====== EXTRACTED TEXT ======
Scooby Doo Broke Me

Ok, what is your thing? You know, the hobby that you enjoy most and keeps you ever so slightly sane. Mine, is running.

I love it. Realy love it. But let me be clear from the outset here. I am a runner. I don’t jog and therefore I am not a jogger. I bet you are a runner also. Don’t let anyone away with asking you if you have just been for ‘a jog’. A jog is when you have ran out of milk and head to the shops in something other than a walk. Or when you are hurrying home, desperate for the loo!

Being the proud owner of 6 marathon finishes, I know a thing or 2 about the training and preparation that is required to complete such an activity. As my wife (then girlfriend) found out not long after we first met. It was a Sunday morning and I announced I was heading out for a 6 mile run. Her immediate response was to grab a piece of paper and a pen. Strange, I thought. She then started scribbling and passed me the paper. “If you are passing the pet shop, can you nip in and get some food for the fish. Oh, and we need a new filter for the tank”. My facial response to this ask, being a highly tuned athlete at the time you understand and on a strict training regime, I believe told its own story.

I remember that particular run for other reasons. Six miles takes you throughout a few different districts and villages. I remember running through Siddal. Passing a bus stop, where an elderly lady was patiently waiting for the bus.

As I approached her, she was obviously wanting to stop me, which is agony for a runner but I obliged. “Do you know what time the next bus is?”, she enquired. To this day, I take my hat off to the optimism of that lady, thinking that this random runner would know the timing of the bus service of every village he passes through.

May I take this opportunity to pass on the benefit of my running experience. If you really have caught the running bug, increase your mileage week by week. And if you have a young child at home (as I had many years ago), please learn from my mistake. Ensure the last thing you hear as you leave the house is NOT the theme tune to Noddy. Because trust me, there is nothing worse than running for 15 miles with that particular tune, on loop, running through your head. Don’t do it.
====== DATA RECORDS ======
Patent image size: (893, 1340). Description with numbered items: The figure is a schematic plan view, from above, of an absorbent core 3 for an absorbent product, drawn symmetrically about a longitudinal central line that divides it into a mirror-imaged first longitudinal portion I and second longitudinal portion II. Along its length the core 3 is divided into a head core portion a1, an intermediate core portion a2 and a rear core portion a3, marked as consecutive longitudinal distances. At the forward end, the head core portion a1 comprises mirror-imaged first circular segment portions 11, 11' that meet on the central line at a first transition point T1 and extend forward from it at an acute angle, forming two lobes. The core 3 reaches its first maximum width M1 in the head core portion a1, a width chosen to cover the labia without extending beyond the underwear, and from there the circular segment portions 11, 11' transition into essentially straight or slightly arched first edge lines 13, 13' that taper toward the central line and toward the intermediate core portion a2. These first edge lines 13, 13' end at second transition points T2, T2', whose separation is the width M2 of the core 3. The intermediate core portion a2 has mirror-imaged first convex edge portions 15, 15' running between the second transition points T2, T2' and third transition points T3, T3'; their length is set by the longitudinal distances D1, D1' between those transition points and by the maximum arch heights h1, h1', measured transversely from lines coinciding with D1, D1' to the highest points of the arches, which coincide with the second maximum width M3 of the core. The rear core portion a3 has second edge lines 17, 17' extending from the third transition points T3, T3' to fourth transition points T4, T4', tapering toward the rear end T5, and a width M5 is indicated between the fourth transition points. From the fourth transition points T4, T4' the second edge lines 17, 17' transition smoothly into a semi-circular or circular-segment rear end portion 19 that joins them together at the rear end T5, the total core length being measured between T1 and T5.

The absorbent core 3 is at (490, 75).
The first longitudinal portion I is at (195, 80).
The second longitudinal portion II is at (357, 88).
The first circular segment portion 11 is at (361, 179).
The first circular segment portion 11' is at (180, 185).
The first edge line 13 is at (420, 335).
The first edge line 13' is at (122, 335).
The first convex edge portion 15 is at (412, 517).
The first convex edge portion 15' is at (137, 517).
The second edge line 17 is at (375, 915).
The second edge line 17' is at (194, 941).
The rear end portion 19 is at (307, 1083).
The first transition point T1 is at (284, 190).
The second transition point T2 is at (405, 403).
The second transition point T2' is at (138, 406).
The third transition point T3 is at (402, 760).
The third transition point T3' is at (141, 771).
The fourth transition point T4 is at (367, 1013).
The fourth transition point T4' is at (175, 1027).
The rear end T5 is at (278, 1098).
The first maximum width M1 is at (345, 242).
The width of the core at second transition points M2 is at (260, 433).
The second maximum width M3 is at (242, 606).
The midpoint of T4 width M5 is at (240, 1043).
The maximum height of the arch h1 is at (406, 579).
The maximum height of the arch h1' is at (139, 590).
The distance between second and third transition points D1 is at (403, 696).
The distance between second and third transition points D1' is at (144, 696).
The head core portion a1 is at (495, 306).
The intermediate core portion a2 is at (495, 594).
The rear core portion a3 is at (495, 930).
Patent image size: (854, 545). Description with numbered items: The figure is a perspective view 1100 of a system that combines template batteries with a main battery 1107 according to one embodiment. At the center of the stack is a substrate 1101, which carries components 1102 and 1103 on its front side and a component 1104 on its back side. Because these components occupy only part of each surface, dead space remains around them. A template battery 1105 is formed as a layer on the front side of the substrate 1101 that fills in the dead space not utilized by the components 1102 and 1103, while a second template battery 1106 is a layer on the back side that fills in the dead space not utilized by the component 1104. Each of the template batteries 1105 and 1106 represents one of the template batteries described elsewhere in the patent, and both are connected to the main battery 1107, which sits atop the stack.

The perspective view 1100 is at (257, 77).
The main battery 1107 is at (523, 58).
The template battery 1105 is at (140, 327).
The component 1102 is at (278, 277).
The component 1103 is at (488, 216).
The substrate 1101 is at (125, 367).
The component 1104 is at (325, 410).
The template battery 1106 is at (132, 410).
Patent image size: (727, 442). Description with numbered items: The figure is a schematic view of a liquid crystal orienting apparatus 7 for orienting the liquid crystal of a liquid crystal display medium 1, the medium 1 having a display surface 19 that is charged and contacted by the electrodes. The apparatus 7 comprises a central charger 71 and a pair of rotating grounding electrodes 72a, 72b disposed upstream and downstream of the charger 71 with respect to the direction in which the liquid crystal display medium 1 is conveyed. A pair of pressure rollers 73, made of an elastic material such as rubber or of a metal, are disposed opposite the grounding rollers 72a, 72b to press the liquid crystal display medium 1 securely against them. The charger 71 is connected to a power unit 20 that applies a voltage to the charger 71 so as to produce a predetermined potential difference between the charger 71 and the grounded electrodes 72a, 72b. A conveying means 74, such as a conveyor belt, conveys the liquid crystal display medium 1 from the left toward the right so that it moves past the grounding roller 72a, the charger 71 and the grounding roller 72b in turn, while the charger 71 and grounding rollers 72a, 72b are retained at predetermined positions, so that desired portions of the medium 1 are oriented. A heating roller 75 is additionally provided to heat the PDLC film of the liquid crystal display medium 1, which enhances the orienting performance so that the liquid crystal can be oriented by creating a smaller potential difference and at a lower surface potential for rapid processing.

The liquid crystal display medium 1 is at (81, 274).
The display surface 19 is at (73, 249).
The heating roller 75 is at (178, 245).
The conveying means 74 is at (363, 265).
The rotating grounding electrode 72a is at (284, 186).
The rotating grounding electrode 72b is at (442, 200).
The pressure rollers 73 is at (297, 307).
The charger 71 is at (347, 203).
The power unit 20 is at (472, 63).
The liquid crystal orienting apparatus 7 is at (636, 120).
======
WHAT TO PRODUCE
In the running post, why does the writer warn runners with a young child at home not to let the Noddy theme tune be the last thing they hear when leaving the house? Answer in one to three sentences.

TASK OUTPUT
The writer made this mistake and warns that nothing is worse than running 15 miles with that tune playing on loop in your head.